DATA FOR THIS EXERCISE:
+ + + + + + +

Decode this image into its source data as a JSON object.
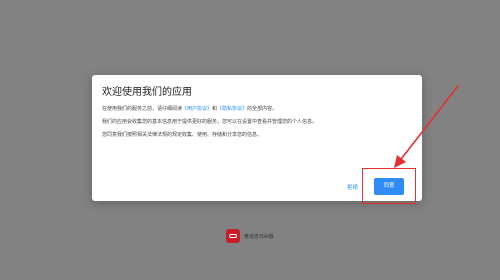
{
  "dialog": {
    "title": "欢迎使用我们的应用",
    "paragraph1": {
      "prefix": "在使用我们的服务之前，请仔细阅读",
      "user_agreement": "《用户协议》",
      "conjunction": "和",
      "privacy_policy": "《隐私协议》",
      "suffix": "的全部内容。"
    },
    "paragraph2": "我们的应用会收集您的基本信息用于提供更好的服务，您可以在设置中查看并管理您的个人信息。",
    "paragraph3": "您同意我们按照相关法律法规的规定收集、使用、存储和分享您的信息。",
    "reject_label": "拒绝",
    "agree_label": "同意"
  },
  "app": {
    "name": "黄道吉日AI版",
    "logo_color": "#c81e2c"
  },
  "colors": {
    "overlay": "#828282",
    "link": "#1a8cff",
    "primary_button": "#2f8cf7",
    "annotation": "#e53030"
  },
  "icons": {
    "app_logo": "app-logo-icon",
    "annotation_arrow": "red-arrow-icon"
  }
}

+ + + + + + +

WRITTEN PROBLEM: Restate the data above word for word. Do not include the images.

EXERCISE RESPONSE:
Decode this image into its source data as a JSON object.
{
  "dialog": {
    "title": "欢迎使用我们的应用",
    "paragraph1": {
      "prefix": "在使用我们的服务之前，请仔细阅读",
      "user_agreement": "《用户协议》",
      "conjunction": "和",
      "privacy_policy": "《隐私协议》",
      "suffix": "的全部内容。"
    },
    "paragraph2": "我们的应用会收集您的基本信息用于提供更好的服务，您可以在设置中查看并管理您的个人信息。",
    "paragraph3": "您同意我们按照相关法律法规的规定收集、使用、存储和分享您的信息。",
    "reject_label": "拒绝",
    "agree_label": "同意"
  },
  "app": {
    "name": "黄道吉日AI版",
    "logo_color": "#c81e2c"
  },
  "colors": {
    "overlay": "#828282",
    "link": "#1a8cff",
    "primary_button": "#2f8cf7",
    "annotation": "#e53030"
  },
  "icons": {
    "app_logo": "app-logo-icon",
    "annotation_arrow": "red-arrow-icon"
  }
}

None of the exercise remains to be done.